:: TASK TO COMPLETE ::
Show all lines holding "this".

==== DATA FOR THE TASK

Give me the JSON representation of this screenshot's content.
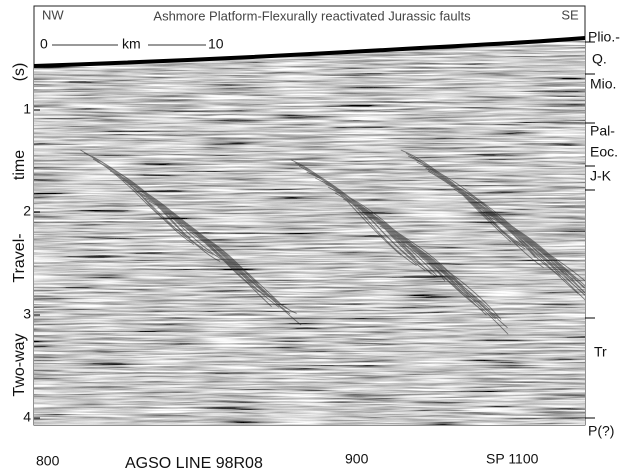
{
  "header": {
    "left": "NW",
    "title": "Ashmore Platform-Flexurally reactivated Jurassic faults",
    "right": "SE"
  },
  "scale_bar": {
    "start": "0",
    "unit": "km",
    "end": "10"
  },
  "y_axis": {
    "ticks": [
      "1",
      "2",
      "3",
      "4"
    ],
    "label_parts": [
      "(s)",
      "time",
      "Travel-",
      "Two-way"
    ]
  },
  "horizons": [
    "Plio.-",
    "Q.",
    "Mio.",
    "Pal-",
    "Eoc.",
    "J-K",
    "Tr",
    "P(?)"
  ],
  "x_axis": {
    "ticks": [
      "800",
      "900",
      "SP 1100"
    ],
    "caption": "AGSO LINE 98R08"
  }
}
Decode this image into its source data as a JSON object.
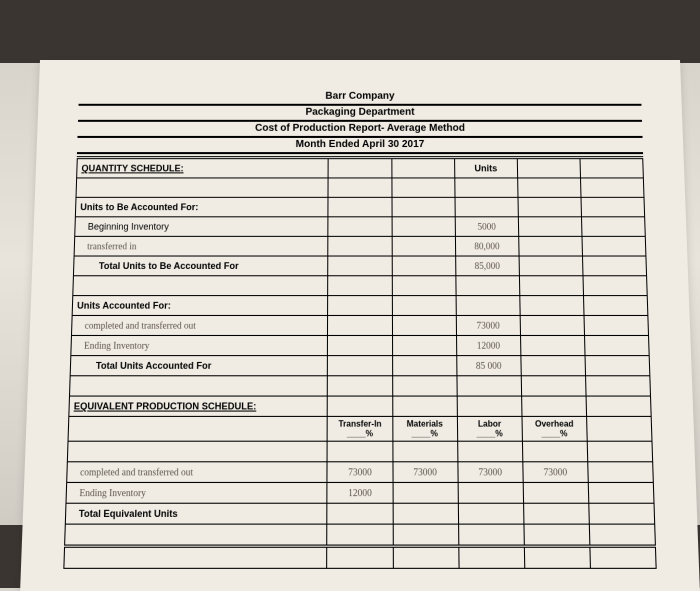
{
  "header": {
    "company": "Barr Company",
    "dept": "Packaging Department",
    "report": "Cost of Production Report- Average Method",
    "period": "Month Ended April 30 2017"
  },
  "qty_schedule": {
    "title": "QUANTITY SCHEDULE:",
    "units_col": "Units",
    "accounted_for_head": "Units to Be Accounted For:",
    "beg_inv": "Beginning Inventory",
    "beg_inv_val": "5000",
    "transferred_in": "transferred in",
    "transferred_in_val": "80,000",
    "total_to_account": "Total Units to Be Accounted For",
    "total_to_account_val": "85,000",
    "accounted_head": "Units Accounted For:",
    "completed_out": "completed and transferred out",
    "completed_out_val": "73000",
    "ending_inv": "Ending Inventory",
    "ending_inv_val": "12000",
    "total_accounted": "Total Units Accounted For",
    "total_accounted_val": "85 000"
  },
  "equiv_schedule": {
    "title": "EQUIVALENT PRODUCTION SCHEDULE:",
    "cols": {
      "transfer_in": "Transfer-In",
      "materials": "Materials",
      "labor": "Labor",
      "overhead": "Overhead",
      "pct": "____%"
    },
    "row1_label": "completed and transferred out",
    "row1": {
      "ti": "73000",
      "mat": "73000",
      "lab": "73000",
      "oh": "73000"
    },
    "row2_label": "Ending Inventory",
    "row2": {
      "ti": "12000",
      "mat": "",
      "lab": "",
      "oh": ""
    },
    "total_label": "Total Equivalent Units"
  }
}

========

:: EXERCISE SOLUTION ::
Give me the JSON representation of this screenshot's content.
Decode this image into its source data as a JSON object.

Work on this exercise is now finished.